(Extracted records)
_ _ _ _
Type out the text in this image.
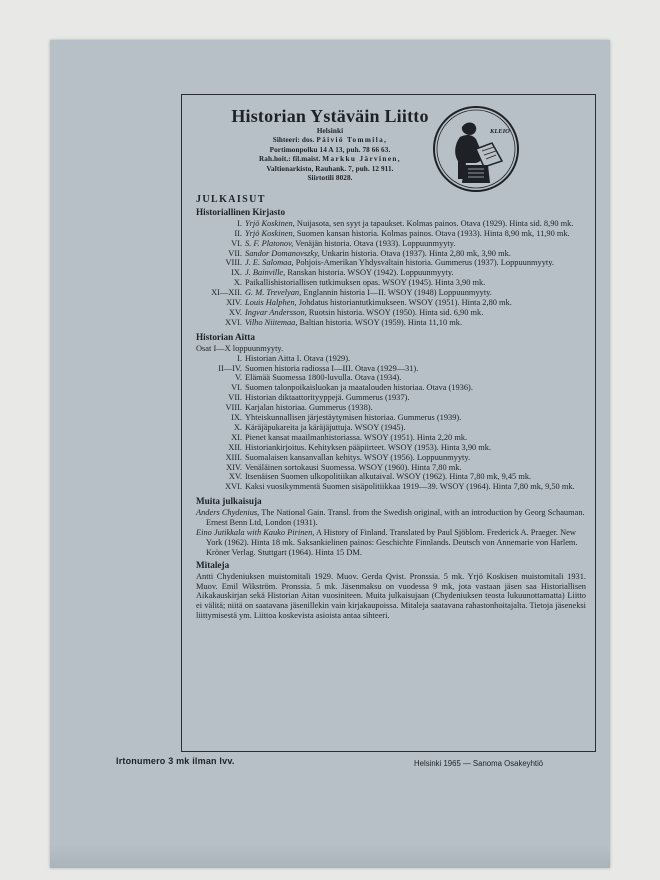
Historian Ystäväin Liitto
Helsinki
Sihteeri: dos. Päiviö Tommila,
Portimonpolku 14 A 13, puh. 78 66 63.
Rah.hoit.: fil.maist. Markku Järvinen,
Valtionarkisto, Rauhank. 7, puh. 12 911.
Siirtotili 8028.
KLEIO
JULKAISUT
Historiallinen Kirjasto
I. Yrjö Koskinen, Nuijasota, sen syyt ja tapaukset. Kolmas painos. Otava (1929). Hinta sid. 8,90 mk.
II. Yrjö Koskinen, Suomen kansan historia. Kolmas painos. Otava (1933). Hinta 8,90 mk, 11,90 mk.
VI. S. F. Platonov, Venäjän historia. Otava (1933). Loppuunmyyty.
VII. Sandor Domanovszky, Unkarin historia. Otava (1937). Hinta 2,80 mk, 3,90 mk.
VIII. J. E. Salomaa, Pohjois-Amerikan Yhdysvaltain historia. Gummerus (1937). Loppuunmyyty.
IX. J. Bainville, Ranskan historia. WSOY (1942). Loppuunmyyty.
X. Paikallishistoriallisen tutkimuksen opas. WSOY (1945). Hinta 3,90 mk.
XI—XII. G. M. Trevelyan, Englannin historia I—II. WSOY (1948) Loppuunmyyty.
XIV. Louis Halphen, Johdatus historiantutkimukseen. WSOY (1951). Hinta 2,80 mk.
XV. Ingvar Andersson, Ruotsin historia. WSOY (1950). Hinta sid. 6,90 mk.
XVI. Vilho Niitemaa, Baltian historia. WSOY (1959). Hinta 11,10 mk.
Historian Aitta
Osat I—X loppuunmyyty.
I. Historian Aitta I. Otava (1929).
II—IV. Suomen historia radiossa I—III. Otava (1929—31).
V. Elämää Suomessa 1800-luvulla. Otava (1934).
VI. Suomen talonpoikaisluokan ja maatalouden historiaa. Otava (1936).
VII. Historian diktaattorityyppejä. Gummerus (1937).
VIII. Karjalan historiaa. Gummerus (1938).
IX. Yhteiskunnallisen järjestäytymisen historiaa. Gummerus (1939).
X. Käräjäpukareita ja käräjäjuttuja. WSOY (1945).
XI. Pienet kansat maailmanhistoriassa. WSOY (1951). Hinta 2,20 mk.
XII. Historiankirjoitus. Kehityksen pääpiirteet. WSOY (1953). Hinta 3,90 mk.
XIII. Suomalaisen kansanvallan kehitys. WSOY (1956). Loppuunmyyty.
XIV. Venäläinen sortokausi Suomessa. WSOY (1960). Hinta 7,80 mk.
XV. Itsenäisen Suomen ulkopolitiikan alkutaival. WSOY (1962). Hinta 7,80 mk, 9,45 mk.
XVI. Kaksi vuosikymmentä Suomen sisäpolitiikkaa 1919—39. WSOY (1964). Hinta 7,80 mk, 9,50 mk.
Muita julkaisuja
Anders Chydenius, The National Gain. Transl. from the Swedish original, with an introduction by Georg Schauman. Ernest Benn Ltd, London (1931).
Eino Jutikkala with Kauko Pirinen, A History of Finland. Translated by Paul Sjöblom. Frederick A. Praeger. New York (1962). Hinta 18 mk. Saksankielinen painos: Geschichte Finnlands. Deutsch von Annemarie von Harlem. Kröner Verlag. Stuttgart (1964). Hinta 15 DM.
Mitaleja
Antti Chydeniuksen muistomitali 1929. Muov. Gerda Qvist. Pronssia. 5 mk. Yrjö Koskisen muistomitali 1931. Muov. Emil Wikström. Pronssia. 5 mk. Jäsenmaksu on vuodessa 9 mk, jota vastaan jäsen saa Historiallisen Aikakauskirjan sekä Historian Aitan vuosiniteen. Muita julkaisujaan (Chydeniuksen teosta lukuunottamatta) Liitto ei välitä; niitä on saatavana jäsenillekin vain kirjakaupoissa. Mitaleja saatavana rahastonhoitajalta. Tietoja jäseneksi liittymisestä ym. Liittoa koskevista asioista antaa sihteeri.
Irtonumero 3 mk ilman lvv.	Helsinki 1965 — Sanoma Osakeyhtiö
_ _ _ _
[Instructions for the task] The data should be printed again unchanged; leave its pictures out.

[Answer to the task]
Type out the text in this image.
Historian Ystäväin Liitto
Helsinki
Sihteeri: dos. Päiviö Tommila,
Portimonpolku 14 A 13, puh. 78 66 63.
Rah.hoit.: fil.maist. Markku Järvinen,
Valtionarkisto, Rauhank. 7, puh. 12 911.
Siirtotili 8028.
KLEIO
JULKAISUT
Historiallinen Kirjasto
I. Yrjö Koskinen, Nuijasota, sen syyt ja tapaukset. Kolmas painos. Otava (1929). Hinta sid. 8,90 mk.
II. Yrjö Koskinen, Suomen kansan historia. Kolmas painos. Otava (1933). Hinta 8,90 mk, 11,90 mk.
VI. S. F. Platonov, Venäjän historia. Otava (1933). Loppuunmyyty.
VII. Sandor Domanovszky, Unkarin historia. Otava (1937). Hinta 2,80 mk, 3,90 mk.
VIII. J. E. Salomaa, Pohjois-Amerikan Yhdysvaltain historia. Gummerus (1937). Loppuunmyyty.
IX. J. Bainville, Ranskan historia. WSOY (1942). Loppuunmyyty.
X. Paikallishistoriallisen tutkimuksen opas. WSOY (1945). Hinta 3,90 mk.
XI—XII. G. M. Trevelyan, Englannin historia I—II. WSOY (1948) Loppuunmyyty.
XIV. Louis Halphen, Johdatus historiantutkimukseen. WSOY (1951). Hinta 2,80 mk.
XV. Ingvar Andersson, Ruotsin historia. WSOY (1950). Hinta sid. 6,90 mk.
XVI. Vilho Niitemaa, Baltian historia. WSOY (1959). Hinta 11,10 mk.
Historian Aitta
Osat I—X loppuunmyyty.
I. Historian Aitta I. Otava (1929).
II—IV. Suomen historia radiossa I—III. Otava (1929—31).
V. Elämää Suomessa 1800-luvulla. Otava (1934).
VI. Suomen talonpoikaisluokan ja maatalouden historiaa. Otava (1936).
VII. Historian diktaattorityyppejä. Gummerus (1937).
VIII. Karjalan historiaa. Gummerus (1938).
IX. Yhteiskunnallisen järjestäytymisen historiaa. Gummerus (1939).
X. Käräjäpukareita ja käräjäjuttuja. WSOY (1945).
XI. Pienet kansat maailmanhistoriassa. WSOY (1951). Hinta 2,20 mk.
XII. Historiankirjoitus. Kehityksen pääpiirteet. WSOY (1953). Hinta 3,90 mk.
XIII. Suomalaisen kansanvallan kehitys. WSOY (1956). Loppuunmyyty.
XIV. Venäläinen sortokausi Suomessa. WSOY (1960). Hinta 7,80 mk.
XV. Itsenäisen Suomen ulkopolitiikan alkutaival. WSOY (1962). Hinta 7,80 mk, 9,45 mk.
XVI. Kaksi vuosikymmentä Suomen sisäpolitiikkaa 1919—39. WSOY (1964). Hinta 7,80 mk, 9,50 mk.
Muita julkaisuja
Anders Chydenius, The National Gain. Transl. from the Swedish original, with an introduction by Georg Schauman. Ernest Benn Ltd, London (1931).
Eino Jutikkala with Kauko Pirinen, A History of Finland. Translated by Paul Sjöblom. Frederick A. Praeger. New York (1962). Hinta 18 mk. Saksankielinen painos: Geschichte Finnlands. Deutsch von Annemarie von Harlem. Kröner Verlag. Stuttgart (1964). Hinta 15 DM.
Mitaleja
Antti Chydeniuksen muistomitali 1929. Muov. Gerda Qvist. Pronssia. 5 mk. Yrjö Koskisen muistomitali 1931. Muov. Emil Wikström. Pronssia. 5 mk. Jäsenmaksu on vuodessa 9 mk, jota vastaan jäsen saa Historiallisen Aikakauskirjan sekä Historian Aitan vuosiniteen. Muita julkaisujaan (Chydeniuksen teosta lukuunottamatta) Liitto ei välitä; niitä on saatavana jäsenillekin vain kirjakaupoissa. Mitaleja saatavana rahastonhoitajalta. Tietoja jäseneksi liittymisestä ym. Liittoa koskevista asioista antaa sihteeri.
Irtonumero 3 mk ilman lvv.	Helsinki 1965 — Sanoma Osakeyhtiö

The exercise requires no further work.